Instruction = Recast every line of the records below as a Markdown table with the columns Row and Line, numbering the rows in order and leaving out blank lines. Omit the pictures from your answer.

[Rows from a dataset]
(begin)

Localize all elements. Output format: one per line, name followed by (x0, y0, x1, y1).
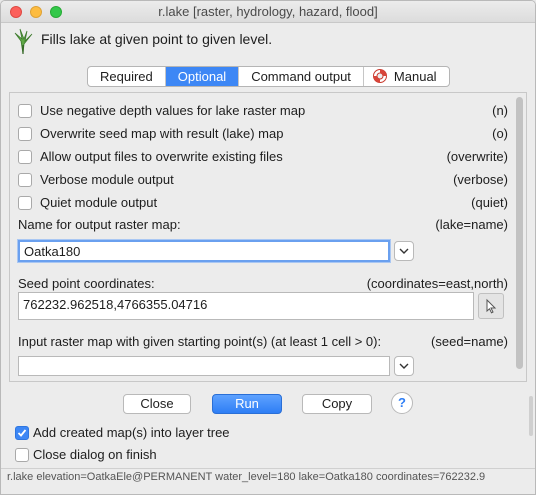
option-label: Overwrite seed map with result (lake) ma… (40, 126, 284, 141)
option-key: (quiet) (471, 195, 508, 210)
seed-input[interactable] (18, 356, 390, 376)
tab-required[interactable]: Required (88, 67, 166, 86)
tab-manual[interactable]: Manual (364, 67, 449, 86)
status-bar: r.lake elevation=OatkaEle@PERMANENT wate… (1, 468, 535, 494)
option-key: (o) (492, 126, 508, 141)
option-key: (n) (492, 103, 508, 118)
option-overwrite-seed[interactable]: Overwrite seed map with result (lake) ma… (18, 125, 508, 145)
lake-key: (lake=name) (435, 217, 508, 232)
checkbox-overwrite-seed[interactable] (18, 127, 32, 141)
coordinates-label: Seed point coordinates: (18, 276, 155, 291)
option-verbose[interactable]: Verbose module output (verbose) (18, 171, 508, 191)
add-layer-label: Add created map(s) into layer tree (33, 425, 230, 440)
close-on-finish-checkbox[interactable] (15, 448, 29, 462)
seed-key: (seed=name) (431, 334, 508, 349)
checkbox-quiet[interactable] (18, 196, 32, 210)
tab-optional[interactable]: Optional (165, 67, 240, 86)
option-key: (verbose) (453, 172, 508, 187)
option-label: Verbose module output (40, 172, 174, 187)
lake-name-input[interactable]: Oatka180 (18, 240, 390, 262)
option-key: (overwrite) (446, 149, 508, 164)
checkbox-verbose[interactable] (18, 173, 32, 187)
option-negative-depth[interactable]: Use negative depth values for lake raste… (18, 102, 508, 122)
checkmark-icon (17, 429, 27, 437)
panel-scrollbar[interactable] (516, 97, 523, 369)
help-button[interactable]: ? (391, 392, 413, 414)
tab-command-output[interactable]: Command output (239, 67, 364, 86)
cursor-arrow-icon (486, 298, 497, 314)
dialog-window: r.lake [raster, hydrology, hazard, flood… (0, 0, 536, 495)
optional-panel: Use negative depth values for lake raste… (9, 92, 527, 382)
lake-label: Name for output raster map: (18, 217, 181, 232)
option-overwrite[interactable]: Allow output files to overwrite existing… (18, 148, 508, 168)
lifebuoy-icon (372, 69, 387, 83)
coordinates-key: (coordinates=east,north) (366, 276, 508, 291)
title-bar: r.lake [raster, hydrology, hazard, flood… (1, 1, 535, 23)
coordinates-input[interactable]: 762232.962518,4766355.04716 (18, 292, 474, 320)
copy-button[interactable]: Copy (302, 394, 372, 414)
checkbox-overwrite[interactable] (18, 150, 32, 164)
module-header: Fills lake at given point to given level… (9, 27, 529, 57)
window-maximize-button[interactable] (50, 6, 62, 18)
option-quiet[interactable]: Quiet module output (quiet) (18, 194, 508, 214)
close-on-finish-label: Close dialog on finish (33, 447, 157, 462)
seed-dropdown-button[interactable] (394, 356, 414, 376)
window-minimize-button[interactable] (30, 6, 42, 18)
command-preview: r.lake elevation=OatkaEle@PERMANENT wate… (7, 471, 486, 483)
pick-coordinates-button[interactable] (478, 293, 504, 319)
chevron-down-icon (399, 363, 409, 369)
close-button[interactable]: Close (123, 394, 191, 414)
option-label: Allow output files to overwrite existing… (40, 149, 283, 164)
dialog-scrollbar[interactable] (529, 396, 533, 436)
tab-bar: Required Optional Command output Manual (87, 66, 450, 87)
option-label: Use negative depth values for lake raste… (40, 103, 306, 118)
add-layer-checkbox[interactable] (15, 426, 29, 440)
seed-label: Input raster map with given starting poi… (18, 334, 382, 349)
lake-dropdown-button[interactable] (394, 241, 414, 261)
chevron-down-icon (399, 248, 409, 254)
window-title: r.lake [raster, hydrology, hazard, flood… (158, 4, 378, 19)
window-close-button[interactable] (10, 6, 22, 18)
grass-logo-icon (14, 28, 33, 55)
checkbox-negative-depth[interactable] (18, 104, 32, 118)
run-button[interactable]: Run (212, 394, 282, 414)
option-label: Quiet module output (40, 195, 158, 210)
module-description: Fills lake at given point to given level… (41, 31, 273, 47)
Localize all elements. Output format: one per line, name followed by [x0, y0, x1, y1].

(end)

Solution to the exercise =
| Row | Line |
|---|---|
| 1 | Localize all elements. Output format: one per line, name followed by (x0, y0, x1, y1). |
| 2 | option-label: Overwrite seed map with result (lake) ma… (40, 126, 284, 141) |
| 3 | option-key: (quiet) (471, 195, 508, 210) |
| 4 | seed-input[interactable] (18, 356, 390, 376) |
| 5 | tab-required[interactable]: Required (88, 67, 166, 86) |
| 6 | tab-manual[interactable]: Manual (364, 67, 449, 86) |
| 7 | status-bar: r.lake elevation=OatkaEle@PERMANENT wate… (1, 468, 535, 494) |
| 8 | option-key: (o) (492, 126, 508, 141) |
| 9 | option-key: (n) (492, 103, 508, 118) |
| 10 | option-overwrite-seed[interactable]: Overwrite seed map with result (lake) ma… (18, 125, 508, 145) |
| 11 | lake-key: (lake=name) (435, 217, 508, 232) |
| 12 | checkbox-overwrite-seed[interactable] (18, 127, 32, 141) |
| 13 | coordinates-label: Seed point coordinates: (18, 276, 155, 291) |
| 14 | option-verbose[interactable]: Verbose module output (verbose) (18, 171, 508, 191) |
| 15 | add-layer-label: Add created map(s) into layer tree (33, 425, 230, 440) |
| 16 | close-on-finish-checkbox[interactable] (15, 448, 29, 462) |
| 17 | seed-key: (seed=name) (431, 334, 508, 349) |
| 18 | checkbox-quiet[interactable] (18, 196, 32, 210) |
| 19 | tab-optional[interactable]: Optional (165, 67, 240, 86) |
| 20 | option-key: (verbose) (453, 172, 508, 187) |
| 21 | option-label: Verbose module output (40, 172, 174, 187) |
| 22 | lake-name-input[interactable]: Oatka180 (18, 240, 390, 262) |
| 23 | option-key: (overwrite) (446, 149, 508, 164) |
| 24 | checkbox-verbose[interactable] (18, 173, 32, 187) |
| 25 | option-negative-depth[interactable]: Use negative depth values for lake raste… (18, 102, 508, 122) |
| 26 | checkmark-icon (17, 429, 27, 437) |
| 27 | panel-scrollbar[interactable] (516, 97, 523, 369) |
| 28 | help-button[interactable]: ? (391, 392, 413, 414) |
| 29 | tab-command-output[interactable]: Command output (239, 67, 364, 86) |
| 30 | cursor-arrow-icon (486, 298, 497, 314) |
| 31 | dialog-window: r.lake [raster, hydrology, hazard, flood… (0, 0, 536, 495) |
| 32 | optional-panel: Use negative depth values for lake raste… (9, 92, 527, 382) |
| 33 | lake-label: Name for output raster map: (18, 217, 181, 232) |
| 34 | option-overwrite[interactable]: Allow output files to overwrite existing… (18, 148, 508, 168) |
| 35 | lifebuoy-icon (372, 69, 387, 83) |
| 36 | coordinates-key: (coordinates=east,north) (366, 276, 508, 291) |
| 37 | title-bar: r.lake [raster, hydrology, hazard, flood… (1, 1, 535, 23) |
| 38 | coordinates-input[interactable]: 762232.962518,4766355.04716 (18, 292, 474, 320) |
| 39 | copy-button[interactable]: Copy (302, 394, 372, 414) |
| 40 | checkbox-overwrite[interactable] (18, 150, 32, 164) |
| 41 | module-header: Fills lake at given point to given level… (9, 27, 529, 57) |
| 42 | window-maximize-button[interactable] (50, 6, 62, 18) |
| 43 | option-quiet[interactable]: Quiet module output (quiet) (18, 194, 508, 214) |
| 44 | close-on-finish-label: Close dialog on finish (33, 447, 157, 462) |
| 45 | seed-dropdown-button[interactable] (394, 356, 414, 376) |
| 46 | window-minimize-button[interactable] (30, 6, 42, 18) |
| 47 | command-preview: r.lake elevation=OatkaEle@PERMANENT wate… (7, 471, 486, 483) |
| 48 | pick-coordinates-button[interactable] (478, 293, 504, 319) |
| 49 | chevron-down-icon (399, 363, 409, 369) |
| 50 | close-button[interactable]: Close (123, 394, 191, 414) |
| 51 | option-label: Allow output files to overwrite existing… (40, 149, 283, 164) |
| 52 | dialog-scrollbar[interactable] (529, 396, 533, 436) |
| 53 | tab-bar: Required Optional Command output Manual (87, 66, 450, 87) |
| 54 | option-label: Use negative depth values for lake raste… (40, 103, 306, 118) |
| 55 | add-layer-checkbox[interactable] (15, 426, 29, 440) |
| 56 | seed-label: Input raster map with given starting poi… (18, 334, 382, 349) |
| 57 | lake-dropdown-button[interactable] (394, 241, 414, 261) |
| 58 | chevron-down-icon (399, 248, 409, 254) |
| 59 | window-title: r.lake [raster, hydrology, hazard, flood… (158, 4, 378, 19) |
| 60 | window-close-button[interactable] (10, 6, 22, 18) |
| 61 | grass-logo-icon (14, 28, 33, 55) |
| 62 | checkbox-negative-depth[interactable] (18, 104, 32, 118) |
| 63 | run-button[interactable]: Run (212, 394, 282, 414) |
| 64 | option-label: Quiet module output (40, 195, 158, 210) |
| 65 | module-description: Fills lake at given point to given level… (41, 31, 273, 47) |
| 66 | Localize all elements. Output format: one per line, name followed by [x0, y0, x1, y1]. |